## BEGIN

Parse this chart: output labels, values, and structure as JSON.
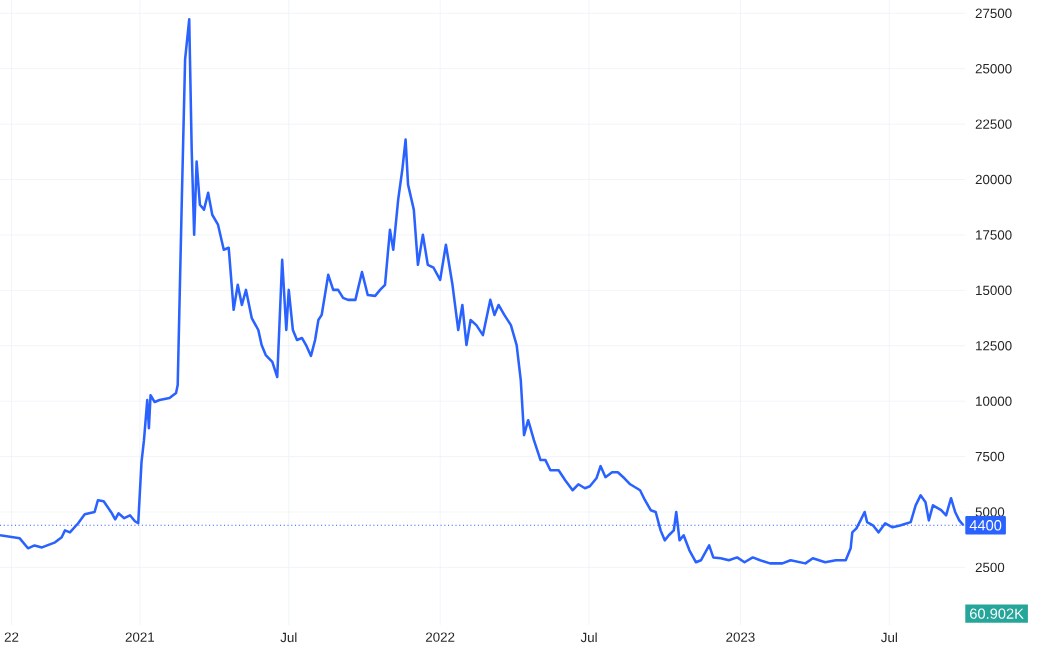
{
  "chart_data": {
    "type": "line",
    "x": [
      "2020-07-15",
      "2020-08-08",
      "2020-08-18",
      "2020-08-26",
      "2020-09-04",
      "2020-09-20",
      "2020-09-28",
      "2020-10-02",
      "2020-10-08",
      "2020-10-18",
      "2020-10-26",
      "2020-11-07",
      "2020-11-11",
      "2020-11-18",
      "2020-11-23",
      "2020-11-28",
      "2020-12-02",
      "2020-12-06",
      "2020-12-13",
      "2020-12-20",
      "2020-12-26",
      "2020-12-30",
      "2021-01-03",
      "2021-01-06",
      "2021-01-10",
      "2021-01-12",
      "2021-01-14",
      "2021-01-19",
      "2021-01-25",
      "2021-02-06",
      "2021-02-14",
      "2021-02-16",
      "2021-02-21",
      "2021-02-25",
      "2021-03-02",
      "2021-03-05",
      "2021-03-08",
      "2021-03-11",
      "2021-03-15",
      "2021-03-20",
      "2021-03-25",
      "2021-03-30",
      "2021-04-06",
      "2021-04-13",
      "2021-04-19",
      "2021-04-25",
      "2021-04-30",
      "2021-05-05",
      "2021-05-10",
      "2021-05-17",
      "2021-05-25",
      "2021-05-29",
      "2021-06-03",
      "2021-06-11",
      "2021-06-17",
      "2021-06-23",
      "2021-06-28",
      "2021-07-01",
      "2021-07-06",
      "2021-07-11",
      "2021-07-17",
      "2021-07-22",
      "2021-07-28",
      "2021-08-02",
      "2021-08-06",
      "2021-08-10",
      "2021-08-18",
      "2021-08-24",
      "2021-08-30",
      "2021-09-05",
      "2021-09-11",
      "2021-09-20",
      "2021-09-28",
      "2021-10-05",
      "2021-10-14",
      "2021-10-20",
      "2021-10-26",
      "2021-11-01",
      "2021-11-05",
      "2021-11-11",
      "2021-11-16",
      "2021-11-20",
      "2021-11-23",
      "2021-11-30",
      "2021-12-05",
      "2021-12-11",
      "2021-12-17",
      "2021-12-24",
      "2022-01-01",
      "2022-01-08",
      "2022-01-16",
      "2022-01-23",
      "2022-01-28",
      "2022-02-02",
      "2022-02-07",
      "2022-02-14",
      "2022-02-22",
      "2022-03-03",
      "2022-03-08",
      "2022-03-13",
      "2022-03-20",
      "2022-03-28",
      "2022-04-04",
      "2022-04-09",
      "2022-04-13",
      "2022-04-18",
      "2022-04-25",
      "2022-05-03",
      "2022-05-09",
      "2022-05-15",
      "2022-05-25",
      "2022-06-02",
      "2022-06-11",
      "2022-06-18",
      "2022-06-26",
      "2022-07-02",
      "2022-07-10",
      "2022-07-15",
      "2022-07-21",
      "2022-07-29",
      "2022-08-05",
      "2022-08-13",
      "2022-08-20",
      "2022-09-01",
      "2022-09-07",
      "2022-09-14",
      "2022-09-20",
      "2022-09-26",
      "2022-10-01",
      "2022-10-06",
      "2022-10-12",
      "2022-10-15",
      "2022-10-19",
      "2022-10-24",
      "2022-10-31",
      "2022-11-08",
      "2022-11-14",
      "2022-11-24",
      "2022-11-29",
      "2022-12-08",
      "2022-12-18",
      "2022-12-28",
      "2023-01-06",
      "2023-01-16",
      "2023-01-25",
      "2023-02-06",
      "2023-02-21",
      "2023-03-03",
      "2023-03-21",
      "2023-03-30",
      "2023-04-14",
      "2023-04-27",
      "2023-05-09",
      "2023-05-15",
      "2023-05-17",
      "2023-05-22",
      "2023-05-27",
      "2023-06-01",
      "2023-06-04",
      "2023-06-11",
      "2023-06-18",
      "2023-06-26",
      "2023-07-05",
      "2023-07-15",
      "2023-07-27",
      "2023-08-02",
      "2023-08-08",
      "2023-08-14",
      "2023-08-18",
      "2023-08-23",
      "2023-09-02",
      "2023-09-08",
      "2023-09-14",
      "2023-09-19",
      "2023-09-24",
      "2023-09-29"
    ],
    "series": [
      {
        "color": "#2962ff",
        "values": [
          3950,
          3810,
          3360,
          3490,
          3400,
          3630,
          3860,
          4170,
          4080,
          4490,
          4900,
          5000,
          5530,
          5480,
          5210,
          4940,
          4670,
          4940,
          4720,
          4850,
          4580,
          4490,
          7250,
          8240,
          10050,
          8780,
          10270,
          9960,
          10050,
          10140,
          10370,
          10730,
          19090,
          25420,
          27230,
          21350,
          17510,
          20810,
          18860,
          18640,
          19400,
          18410,
          17960,
          16830,
          16920,
          14120,
          15250,
          14340,
          15020,
          13750,
          13210,
          12530,
          12080,
          11770,
          11090,
          16380,
          13210,
          15020,
          13210,
          12760,
          12850,
          12530,
          12040,
          12760,
          13660,
          13890,
          15700,
          15020,
          15020,
          14660,
          14570,
          14570,
          15830,
          14790,
          14750,
          15020,
          15250,
          17730,
          16830,
          19090,
          20440,
          21800,
          19770,
          18640,
          16150,
          17510,
          16150,
          16020,
          15470,
          17060,
          15250,
          13210,
          14340,
          12530,
          13660,
          13430,
          12980,
          14570,
          13890,
          14340,
          13890,
          13430,
          12530,
          10950,
          8470,
          9140,
          8240,
          7340,
          7340,
          6880,
          6880,
          6430,
          5980,
          6250,
          6070,
          6160,
          6520,
          7070,
          6570,
          6790,
          6790,
          6520,
          6250,
          5980,
          5530,
          5080,
          5000,
          4170,
          3720,
          3950,
          4170,
          5000,
          3720,
          3950,
          3270,
          2730,
          2820,
          3490,
          2950,
          2910,
          2820,
          2950,
          2730,
          2950,
          2820,
          2680,
          2680,
          2820,
          2680,
          2910,
          2730,
          2820,
          2820,
          3360,
          4080,
          4260,
          4620,
          5000,
          4540,
          4400,
          4080,
          4490,
          4310,
          4400,
          4540,
          5300,
          5750,
          5440,
          4620,
          5300,
          5080,
          4850,
          5620,
          5000,
          4620,
          4400
        ]
      }
    ],
    "xlim": [
      "2020-07-15",
      "2023-10-01"
    ],
    "xticks": [
      {
        "value": "2020-07-29",
        "label": "22"
      },
      {
        "value": "2021-01-01",
        "label": "2021"
      },
      {
        "value": "2021-07-01",
        "label": "Jul"
      },
      {
        "value": "2022-01-01",
        "label": "2022"
      },
      {
        "value": "2022-07-01",
        "label": "Jul"
      },
      {
        "value": "2023-01-01",
        "label": "2023"
      },
      {
        "value": "2023-07-01",
        "label": "Jul"
      }
    ],
    "ylim": [
      -100,
      28100
    ],
    "yticks": [
      2500,
      5000,
      7500,
      10000,
      12500,
      15000,
      17500,
      20000,
      22500,
      25000,
      27500
    ],
    "ref_lines": [
      {
        "axis": "y",
        "value": 4400,
        "label": "4400",
        "color": "#2962ff",
        "line_style": "dotted"
      }
    ],
    "annotations": [
      "60.902K"
    ],
    "grid": true,
    "line_style": "solid"
  }
}
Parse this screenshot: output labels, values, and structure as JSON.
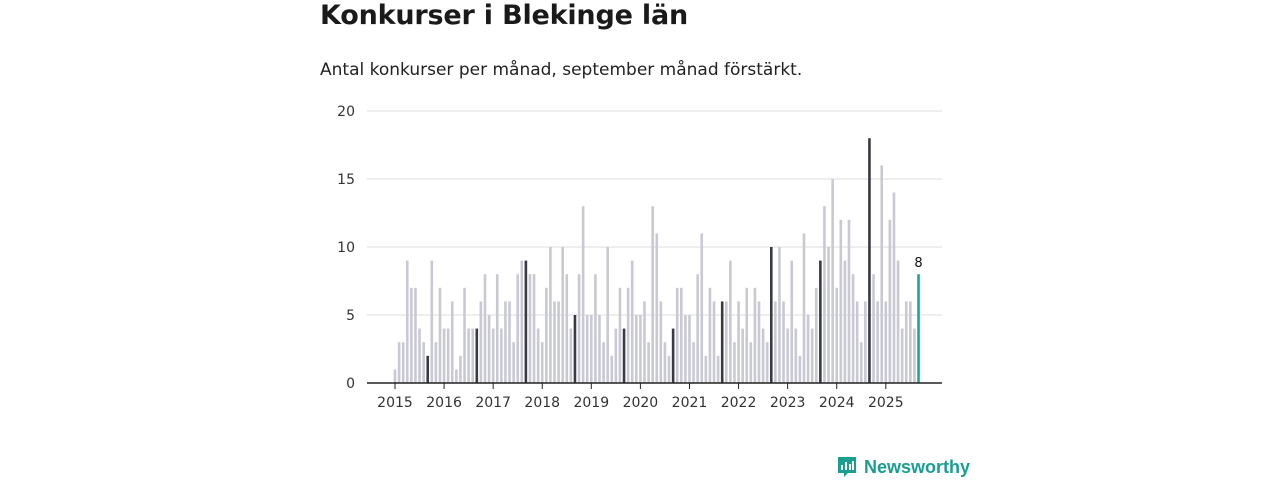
{
  "header": {
    "title": "Konkurser i Blekinge län",
    "subtitle": "Antal konkurser per månad, september månad förstärkt."
  },
  "brand": {
    "name": "Newsworthy",
    "color": "#1a9e8f"
  },
  "colors": {
    "normal": "#c9c9d3",
    "highlight": "#3a3a45",
    "latest": "#12a89a",
    "grid": "#dddddd",
    "axis": "#222222"
  },
  "chart_data": {
    "type": "bar",
    "title": "Konkurser i Blekinge län",
    "subtitle": "Antal konkurser per månad, september månad förstärkt.",
    "xlabel": "",
    "ylabel": "",
    "ylim": [
      0,
      20
    ],
    "yticks": [
      0,
      5,
      10,
      15,
      20
    ],
    "grid": true,
    "start": "2015-01",
    "highlight_month": 9,
    "year_labels": [
      "2015",
      "2016",
      "2017",
      "2018",
      "2019",
      "2020",
      "2021",
      "2022",
      "2023",
      "2024",
      "2025"
    ],
    "values": [
      1,
      3,
      3,
      9,
      7,
      7,
      4,
      3,
      2,
      9,
      3,
      7,
      4,
      4,
      6,
      1,
      2,
      7,
      4,
      4,
      4,
      6,
      8,
      5,
      4,
      8,
      4,
      6,
      6,
      3,
      8,
      9,
      9,
      8,
      8,
      4,
      3,
      7,
      10,
      6,
      6,
      10,
      8,
      4,
      5,
      8,
      13,
      5,
      5,
      8,
      5,
      3,
      10,
      2,
      4,
      7,
      4,
      7,
      9,
      5,
      5,
      6,
      3,
      13,
      11,
      6,
      3,
      2,
      4,
      7,
      7,
      5,
      5,
      3,
      8,
      11,
      2,
      7,
      6,
      2,
      6,
      6,
      9,
      3,
      6,
      4,
      7,
      3,
      7,
      6,
      4,
      3,
      10,
      6,
      10,
      6,
      4,
      9,
      4,
      2,
      11,
      5,
      4,
      7,
      9,
      13,
      10,
      15,
      7,
      12,
      9,
      12,
      8,
      6,
      3,
      6,
      18,
      8,
      6,
      16,
      6,
      12,
      14,
      9,
      4,
      6,
      6,
      4,
      8
    ],
    "latest_label": "8"
  }
}
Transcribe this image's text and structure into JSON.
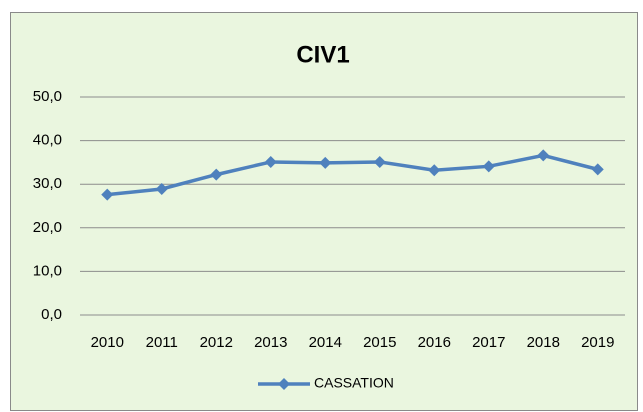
{
  "chart_data": {
    "type": "line",
    "title": "CIV1",
    "categories": [
      "2010",
      "2011",
      "2012",
      "2013",
      "2014",
      "2015",
      "2016",
      "2017",
      "2018",
      "2019"
    ],
    "series": [
      {
        "name": "CASSATION",
        "color": "#4f81bd",
        "values": [
          27.6,
          28.9,
          32.2,
          35.1,
          34.9,
          35.1,
          33.2,
          34.1,
          36.6,
          33.4
        ]
      }
    ],
    "ylim": [
      0,
      50
    ],
    "yticks": [
      {
        "value": 0,
        "label": "0,0"
      },
      {
        "value": 10,
        "label": "10,0"
      },
      {
        "value": 20,
        "label": "20,0"
      },
      {
        "value": 30,
        "label": "30,0"
      },
      {
        "value": 40,
        "label": "40,0"
      },
      {
        "value": 50,
        "label": "50,0"
      }
    ],
    "grid": true,
    "legend": "bottom"
  }
}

## END

### [Given exercise]
Collect each line of the entries that has the word "JSON", copying it in full.

### [Final result]
Parse this chart: output labels, values, and structure as JSON.
Parse this screenshot: output labels, values, and structure as JSON.
Transcribe this image's text and structure into JSON.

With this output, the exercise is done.